▸ What the exercise asks:
Pull every line holding the string "name" from the records below.

Dataset entries on figures
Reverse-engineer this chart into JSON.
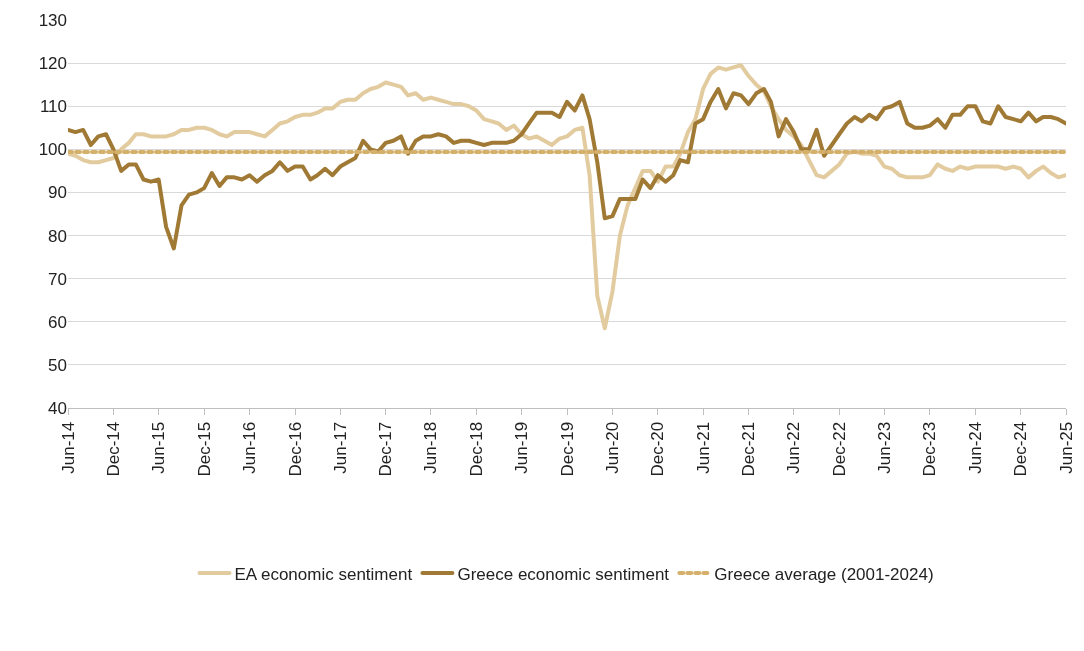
{
  "chart_data": {
    "type": "line",
    "xlim": [
      "2014-06",
      "2025-06"
    ],
    "ylim": [
      40,
      130
    ],
    "yticks": [
      40,
      50,
      60,
      70,
      80,
      90,
      100,
      110,
      120,
      130
    ],
    "xticks": [
      {
        "value": "2014-06",
        "label": "Jun-14"
      },
      {
        "value": "2014-12",
        "label": "Dec-14"
      },
      {
        "value": "2015-06",
        "label": "Jun-15"
      },
      {
        "value": "2015-12",
        "label": "Dec-15"
      },
      {
        "value": "2016-06",
        "label": "Jun-16"
      },
      {
        "value": "2016-12",
        "label": "Dec-16"
      },
      {
        "value": "2017-06",
        "label": "Jun-17"
      },
      {
        "value": "2017-12",
        "label": "Dec-17"
      },
      {
        "value": "2018-06",
        "label": "Jun-18"
      },
      {
        "value": "2018-12",
        "label": "Dec-18"
      },
      {
        "value": "2019-06",
        "label": "Jun-19"
      },
      {
        "value": "2019-12",
        "label": "Dec-19"
      },
      {
        "value": "2020-06",
        "label": "Jun-20"
      },
      {
        "value": "2020-12",
        "label": "Dec-20"
      },
      {
        "value": "2021-06",
        "label": "Jun-21"
      },
      {
        "value": "2021-12",
        "label": "Dec-21"
      },
      {
        "value": "2022-06",
        "label": "Jun-22"
      },
      {
        "value": "2022-12",
        "label": "Dec-22"
      },
      {
        "value": "2023-06",
        "label": "Jun-23"
      },
      {
        "value": "2023-12",
        "label": "Dec-23"
      },
      {
        "value": "2024-06",
        "label": "Jun-24"
      },
      {
        "value": "2024-12",
        "label": "Dec-24"
      },
      {
        "value": "2025-06",
        "label": "Jun-25"
      }
    ],
    "x": [
      "2014-06",
      "2014-07",
      "2014-08",
      "2014-09",
      "2014-10",
      "2014-11",
      "2014-12",
      "2015-01",
      "2015-02",
      "2015-03",
      "2015-04",
      "2015-05",
      "2015-06",
      "2015-07",
      "2015-08",
      "2015-09",
      "2015-10",
      "2015-11",
      "2015-12",
      "2016-01",
      "2016-02",
      "2016-03",
      "2016-04",
      "2016-05",
      "2016-06",
      "2016-07",
      "2016-08",
      "2016-09",
      "2016-10",
      "2016-11",
      "2016-12",
      "2017-01",
      "2017-02",
      "2017-03",
      "2017-04",
      "2017-05",
      "2017-06",
      "2017-07",
      "2017-08",
      "2017-09",
      "2017-10",
      "2017-11",
      "2017-12",
      "2018-01",
      "2018-02",
      "2018-03",
      "2018-04",
      "2018-05",
      "2018-06",
      "2018-07",
      "2018-08",
      "2018-09",
      "2018-10",
      "2018-11",
      "2018-12",
      "2019-01",
      "2019-02",
      "2019-03",
      "2019-04",
      "2019-05",
      "2019-06",
      "2019-07",
      "2019-08",
      "2019-09",
      "2019-10",
      "2019-11",
      "2019-12",
      "2020-01",
      "2020-02",
      "2020-03",
      "2020-04",
      "2020-05",
      "2020-06",
      "2020-07",
      "2020-08",
      "2020-09",
      "2020-10",
      "2020-11",
      "2020-12",
      "2021-01",
      "2021-02",
      "2021-03",
      "2021-04",
      "2021-05",
      "2021-06",
      "2021-07",
      "2021-08",
      "2021-09",
      "2021-10",
      "2021-11",
      "2021-12",
      "2022-01",
      "2022-02",
      "2022-03",
      "2022-04",
      "2022-05",
      "2022-06",
      "2022-07",
      "2022-08",
      "2022-09",
      "2022-10",
      "2022-11",
      "2022-12",
      "2023-01",
      "2023-02",
      "2023-03",
      "2023-04",
      "2023-05",
      "2023-06",
      "2023-07",
      "2023-08",
      "2023-09",
      "2023-10",
      "2023-11",
      "2023-12",
      "2024-01",
      "2024-02",
      "2024-03",
      "2024-04",
      "2024-05",
      "2024-06",
      "2024-07",
      "2024-08",
      "2024-09",
      "2024-10",
      "2024-11",
      "2024-12",
      "2025-01",
      "2025-02",
      "2025-03",
      "2025-04",
      "2025-05",
      "2025-06"
    ],
    "grid": "y",
    "legend": "bottom",
    "marker": "none",
    "line_style": "solid",
    "series": [
      {
        "name": "EA economic sentiment",
        "color": "#e3cba0",
        "values": [
          99,
          98.5,
          97.5,
          97,
          97,
          97.5,
          98,
          100,
          101.5,
          103.5,
          103.5,
          103,
          103,
          103,
          103.5,
          104.5,
          104.5,
          105,
          105,
          104.5,
          103.5,
          103,
          104,
          104,
          104,
          103.5,
          103,
          104.5,
          106,
          106.5,
          107.5,
          108,
          108,
          108.5,
          109.5,
          109.5,
          111,
          111.5,
          111.5,
          113,
          114,
          114.5,
          115.5,
          115,
          114.5,
          112.5,
          113,
          111.5,
          112,
          111.5,
          111,
          110.5,
          110.5,
          110,
          109,
          107,
          106.5,
          106,
          104.5,
          105.5,
          103.5,
          102.5,
          103,
          102,
          101,
          102.5,
          103,
          104.5,
          105,
          94,
          66,
          58.5,
          67,
          80,
          87,
          91,
          95,
          95,
          92.5,
          96,
          96,
          99,
          104,
          107,
          114,
          117.5,
          119,
          118.5,
          119,
          119.5,
          117,
          115,
          113.5,
          110,
          107,
          104.5,
          103,
          101,
          97.5,
          94,
          93.5,
          95,
          96.5,
          99,
          99.5,
          99,
          99,
          98.5,
          96,
          95.5,
          94,
          93.5,
          93.5,
          93.5,
          94,
          96.5,
          95.5,
          95,
          96,
          95.5,
          96,
          96,
          96,
          96,
          95.5,
          96,
          95.5,
          93.5,
          95,
          96,
          94.5,
          93.5,
          94
        ]
      },
      {
        "name": "Greece economic sentiment",
        "color": "#a07a35",
        "values": [
          104.5,
          104,
          104.5,
          101,
          103,
          103.5,
          100,
          95,
          96.5,
          96.5,
          93,
          92.5,
          93,
          82,
          77,
          87,
          89.5,
          90,
          91,
          94.5,
          91.5,
          93.5,
          93.5,
          93,
          94,
          92.5,
          94,
          95,
          97,
          95,
          96,
          96,
          93,
          94,
          95.5,
          94,
          96,
          97,
          98,
          102,
          100,
          99.5,
          101.5,
          102,
          103,
          99,
          102,
          103,
          103,
          103.5,
          103,
          101.5,
          102,
          102,
          101.5,
          101,
          101.5,
          101.5,
          101.5,
          102,
          103.5,
          106,
          108.5,
          108.5,
          108.5,
          107.5,
          111,
          109,
          112.5,
          107,
          97,
          84,
          84.5,
          88.5,
          88.5,
          88.5,
          93,
          91,
          94,
          92.5,
          94,
          97.5,
          97,
          106,
          107,
          111,
          114,
          109.5,
          113,
          112.5,
          110.5,
          113,
          114,
          111,
          103,
          107,
          104,
          100,
          100,
          104.5,
          98.5,
          101,
          103.5,
          106,
          107.5,
          106.5,
          108,
          107,
          109.5,
          110,
          111,
          106,
          105,
          105,
          105.5,
          107,
          105,
          108,
          108,
          110,
          110,
          106.5,
          106,
          110,
          107.5,
          107,
          106.5,
          108.5,
          106.5,
          107.5,
          107.5,
          107,
          106
        ]
      }
    ],
    "ref_lines": [
      {
        "axis": "y",
        "value": 99.4,
        "label": "Greece average (2001-2024)",
        "color": "#d4b06a",
        "line_style": "dotted"
      }
    ]
  }
}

▸ Output of the exercise:
        "name": "EA economic sentiment",
        "name": "Greece economic sentiment",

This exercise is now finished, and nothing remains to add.